> _Records from a dataset_
+---+

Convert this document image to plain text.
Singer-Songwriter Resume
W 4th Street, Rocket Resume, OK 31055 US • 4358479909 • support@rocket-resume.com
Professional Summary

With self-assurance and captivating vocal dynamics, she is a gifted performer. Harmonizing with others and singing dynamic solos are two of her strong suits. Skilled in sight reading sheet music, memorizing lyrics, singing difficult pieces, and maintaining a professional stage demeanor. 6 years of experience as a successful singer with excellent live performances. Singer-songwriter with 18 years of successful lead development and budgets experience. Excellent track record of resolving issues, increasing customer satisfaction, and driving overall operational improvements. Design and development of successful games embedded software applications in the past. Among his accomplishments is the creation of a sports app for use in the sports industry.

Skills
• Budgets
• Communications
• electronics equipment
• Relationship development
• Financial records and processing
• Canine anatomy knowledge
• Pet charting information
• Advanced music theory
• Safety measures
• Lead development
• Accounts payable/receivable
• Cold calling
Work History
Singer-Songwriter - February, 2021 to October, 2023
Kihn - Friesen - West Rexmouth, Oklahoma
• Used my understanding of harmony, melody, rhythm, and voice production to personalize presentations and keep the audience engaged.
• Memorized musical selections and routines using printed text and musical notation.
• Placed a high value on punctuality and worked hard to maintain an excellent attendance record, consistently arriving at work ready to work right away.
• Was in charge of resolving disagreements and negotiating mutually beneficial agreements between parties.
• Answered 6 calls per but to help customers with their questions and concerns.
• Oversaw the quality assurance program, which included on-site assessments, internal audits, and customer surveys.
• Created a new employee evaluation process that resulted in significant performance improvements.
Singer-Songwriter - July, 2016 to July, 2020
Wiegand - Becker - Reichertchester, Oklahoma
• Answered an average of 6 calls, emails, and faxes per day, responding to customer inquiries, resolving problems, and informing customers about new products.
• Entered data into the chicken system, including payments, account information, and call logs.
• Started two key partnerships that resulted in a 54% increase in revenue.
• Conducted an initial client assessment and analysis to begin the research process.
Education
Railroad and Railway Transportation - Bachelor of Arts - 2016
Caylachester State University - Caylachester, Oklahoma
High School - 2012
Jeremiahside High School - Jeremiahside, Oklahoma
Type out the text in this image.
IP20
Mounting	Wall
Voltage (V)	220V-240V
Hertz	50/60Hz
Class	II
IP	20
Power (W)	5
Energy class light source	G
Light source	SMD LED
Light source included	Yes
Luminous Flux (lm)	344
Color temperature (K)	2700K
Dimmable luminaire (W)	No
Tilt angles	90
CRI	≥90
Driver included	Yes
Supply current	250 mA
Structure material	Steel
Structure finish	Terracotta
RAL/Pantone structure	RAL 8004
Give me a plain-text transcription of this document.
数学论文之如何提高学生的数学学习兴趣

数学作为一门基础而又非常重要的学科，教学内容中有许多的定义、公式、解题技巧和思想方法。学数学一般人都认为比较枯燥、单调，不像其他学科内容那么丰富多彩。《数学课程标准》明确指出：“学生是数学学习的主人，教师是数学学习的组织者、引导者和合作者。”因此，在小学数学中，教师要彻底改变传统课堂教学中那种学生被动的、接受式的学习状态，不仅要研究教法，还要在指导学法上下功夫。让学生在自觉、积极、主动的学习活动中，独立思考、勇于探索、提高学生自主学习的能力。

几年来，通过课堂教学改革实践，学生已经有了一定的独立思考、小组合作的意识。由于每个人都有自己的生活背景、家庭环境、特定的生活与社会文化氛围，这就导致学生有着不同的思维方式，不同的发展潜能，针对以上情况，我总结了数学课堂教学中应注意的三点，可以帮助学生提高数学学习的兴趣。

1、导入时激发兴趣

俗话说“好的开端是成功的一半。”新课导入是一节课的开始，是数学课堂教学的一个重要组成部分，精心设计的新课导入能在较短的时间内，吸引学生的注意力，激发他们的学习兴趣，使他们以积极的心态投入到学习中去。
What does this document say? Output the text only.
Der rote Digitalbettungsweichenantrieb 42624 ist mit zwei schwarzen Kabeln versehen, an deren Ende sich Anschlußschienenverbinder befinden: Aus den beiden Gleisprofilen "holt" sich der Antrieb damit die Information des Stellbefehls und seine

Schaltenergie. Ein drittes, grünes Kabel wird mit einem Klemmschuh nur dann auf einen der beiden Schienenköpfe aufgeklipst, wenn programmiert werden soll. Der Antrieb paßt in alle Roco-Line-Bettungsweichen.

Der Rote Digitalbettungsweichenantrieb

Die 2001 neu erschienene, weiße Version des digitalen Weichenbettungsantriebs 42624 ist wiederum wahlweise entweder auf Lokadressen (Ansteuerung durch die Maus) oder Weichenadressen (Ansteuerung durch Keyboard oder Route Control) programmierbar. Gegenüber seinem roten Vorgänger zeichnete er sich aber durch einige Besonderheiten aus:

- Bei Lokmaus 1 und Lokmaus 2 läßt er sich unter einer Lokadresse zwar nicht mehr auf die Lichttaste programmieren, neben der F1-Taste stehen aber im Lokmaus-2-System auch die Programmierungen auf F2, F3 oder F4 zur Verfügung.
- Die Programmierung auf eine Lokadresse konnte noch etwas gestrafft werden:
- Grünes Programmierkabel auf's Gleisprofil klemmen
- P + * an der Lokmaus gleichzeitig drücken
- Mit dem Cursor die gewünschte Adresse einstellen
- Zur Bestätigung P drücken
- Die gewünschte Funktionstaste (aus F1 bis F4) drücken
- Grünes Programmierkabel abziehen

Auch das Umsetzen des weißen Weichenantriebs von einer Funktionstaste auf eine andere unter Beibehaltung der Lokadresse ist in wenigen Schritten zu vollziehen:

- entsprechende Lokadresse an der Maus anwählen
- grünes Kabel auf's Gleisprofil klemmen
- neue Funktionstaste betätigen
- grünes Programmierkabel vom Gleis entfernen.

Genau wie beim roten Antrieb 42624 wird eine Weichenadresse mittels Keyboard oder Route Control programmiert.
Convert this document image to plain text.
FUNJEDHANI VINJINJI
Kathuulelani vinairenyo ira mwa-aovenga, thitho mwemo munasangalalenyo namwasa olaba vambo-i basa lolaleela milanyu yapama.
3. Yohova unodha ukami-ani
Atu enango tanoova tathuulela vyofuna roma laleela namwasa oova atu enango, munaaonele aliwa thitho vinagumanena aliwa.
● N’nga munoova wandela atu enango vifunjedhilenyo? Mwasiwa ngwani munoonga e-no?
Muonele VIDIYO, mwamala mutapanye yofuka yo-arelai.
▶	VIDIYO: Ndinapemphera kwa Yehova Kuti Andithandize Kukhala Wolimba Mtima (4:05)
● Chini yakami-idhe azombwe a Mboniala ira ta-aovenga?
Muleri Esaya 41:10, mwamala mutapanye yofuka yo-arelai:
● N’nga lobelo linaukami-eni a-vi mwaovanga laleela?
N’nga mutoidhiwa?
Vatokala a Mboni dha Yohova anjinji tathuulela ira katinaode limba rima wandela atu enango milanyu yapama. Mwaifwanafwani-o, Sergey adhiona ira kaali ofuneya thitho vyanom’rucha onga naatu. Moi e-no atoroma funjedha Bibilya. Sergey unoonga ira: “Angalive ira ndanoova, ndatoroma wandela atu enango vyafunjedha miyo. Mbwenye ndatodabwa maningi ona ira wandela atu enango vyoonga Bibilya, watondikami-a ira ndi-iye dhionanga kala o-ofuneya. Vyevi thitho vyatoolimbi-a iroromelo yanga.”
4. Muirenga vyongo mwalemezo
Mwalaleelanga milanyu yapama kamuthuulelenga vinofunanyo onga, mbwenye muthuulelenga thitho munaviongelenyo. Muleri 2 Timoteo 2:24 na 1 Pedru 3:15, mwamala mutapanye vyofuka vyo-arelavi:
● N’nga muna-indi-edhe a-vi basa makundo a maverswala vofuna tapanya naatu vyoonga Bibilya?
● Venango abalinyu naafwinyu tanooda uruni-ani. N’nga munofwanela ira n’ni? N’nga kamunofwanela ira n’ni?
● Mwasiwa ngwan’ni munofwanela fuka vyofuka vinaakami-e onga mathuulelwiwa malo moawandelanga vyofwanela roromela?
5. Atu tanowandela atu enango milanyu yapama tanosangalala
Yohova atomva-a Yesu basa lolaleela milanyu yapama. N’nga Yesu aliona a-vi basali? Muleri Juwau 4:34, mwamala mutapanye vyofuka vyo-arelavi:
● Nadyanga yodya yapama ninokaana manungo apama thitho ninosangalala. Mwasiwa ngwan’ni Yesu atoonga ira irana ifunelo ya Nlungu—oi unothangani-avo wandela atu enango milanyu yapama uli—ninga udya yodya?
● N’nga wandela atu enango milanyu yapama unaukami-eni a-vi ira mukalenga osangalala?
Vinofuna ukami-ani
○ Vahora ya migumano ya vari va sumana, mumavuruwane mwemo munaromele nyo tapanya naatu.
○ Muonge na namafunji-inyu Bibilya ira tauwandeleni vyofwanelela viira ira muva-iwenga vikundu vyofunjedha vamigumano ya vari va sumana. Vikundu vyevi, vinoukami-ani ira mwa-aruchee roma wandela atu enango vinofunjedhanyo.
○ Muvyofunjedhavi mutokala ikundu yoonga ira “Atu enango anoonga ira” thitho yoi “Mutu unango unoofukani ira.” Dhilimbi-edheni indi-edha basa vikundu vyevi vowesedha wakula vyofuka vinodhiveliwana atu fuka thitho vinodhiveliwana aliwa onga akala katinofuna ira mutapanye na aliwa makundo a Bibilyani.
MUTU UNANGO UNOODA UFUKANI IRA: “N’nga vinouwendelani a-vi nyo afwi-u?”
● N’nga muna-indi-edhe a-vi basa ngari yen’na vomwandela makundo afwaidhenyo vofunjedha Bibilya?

+---+

> _Exercise_
Pick out, from the lines above, every one that contains the string "gewünschte".

> _Exercise answer_
- Mit dem Cursor die gewünschte Adresse einstellen
- Die gewünschte Funktionstaste (aus F1 bis F4) drücken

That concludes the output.